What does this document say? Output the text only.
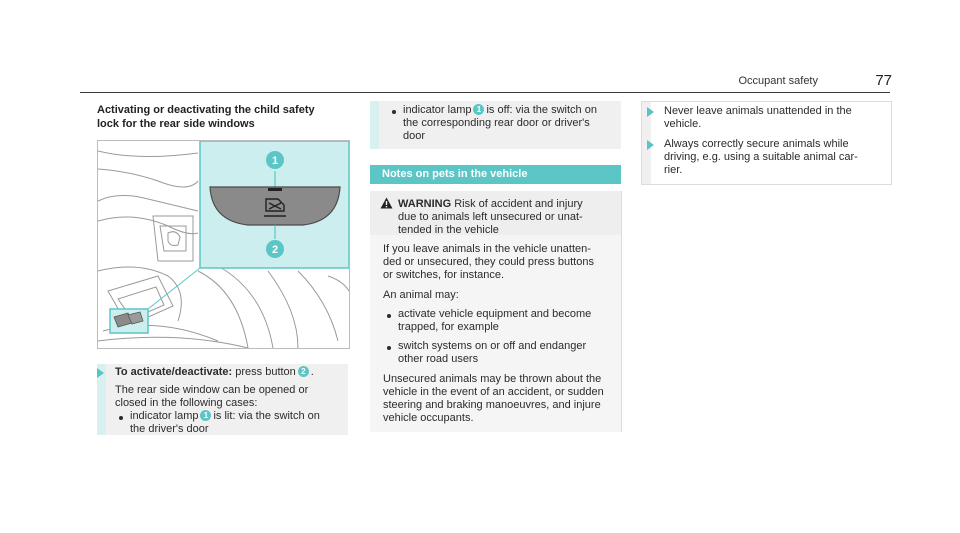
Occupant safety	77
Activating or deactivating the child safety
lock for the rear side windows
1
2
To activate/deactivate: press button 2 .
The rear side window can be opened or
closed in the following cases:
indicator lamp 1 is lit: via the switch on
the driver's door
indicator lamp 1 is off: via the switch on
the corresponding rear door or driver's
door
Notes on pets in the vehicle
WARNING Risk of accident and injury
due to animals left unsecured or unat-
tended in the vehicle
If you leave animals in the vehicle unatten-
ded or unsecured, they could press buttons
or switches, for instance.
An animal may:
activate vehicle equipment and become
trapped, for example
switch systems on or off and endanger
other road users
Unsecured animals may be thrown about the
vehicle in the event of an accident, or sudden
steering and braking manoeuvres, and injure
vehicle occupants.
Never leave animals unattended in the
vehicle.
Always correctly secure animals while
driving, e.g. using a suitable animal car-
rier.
....................
Print the full listing exactly, dropping the pictures.

### Full output:
What does this document say? Output the text only.
Occupant safety	77
Activating or deactivating the child safety
lock for the rear side windows
1
2
To activate/deactivate: press button 2 .
The rear side window can be opened or
closed in the following cases:
indicator lamp 1 is lit: via the switch on
the driver's door
indicator lamp 1 is off: via the switch on
the corresponding rear door or driver's
door
Notes on pets in the vehicle
WARNING Risk of accident and injury
due to animals left unsecured or unat-
tended in the vehicle
If you leave animals in the vehicle unatten-
ded or unsecured, they could press buttons
or switches, for instance.
An animal may:
activate vehicle equipment and become
trapped, for example
switch systems on or off and endanger
other road users
Unsecured animals may be thrown about the
vehicle in the event of an accident, or sudden
steering and braking manoeuvres, and injure
vehicle occupants.
Never leave animals unattended in the
vehicle.
Always correctly secure animals while
driving, e.g. using a suitable animal car-
rier.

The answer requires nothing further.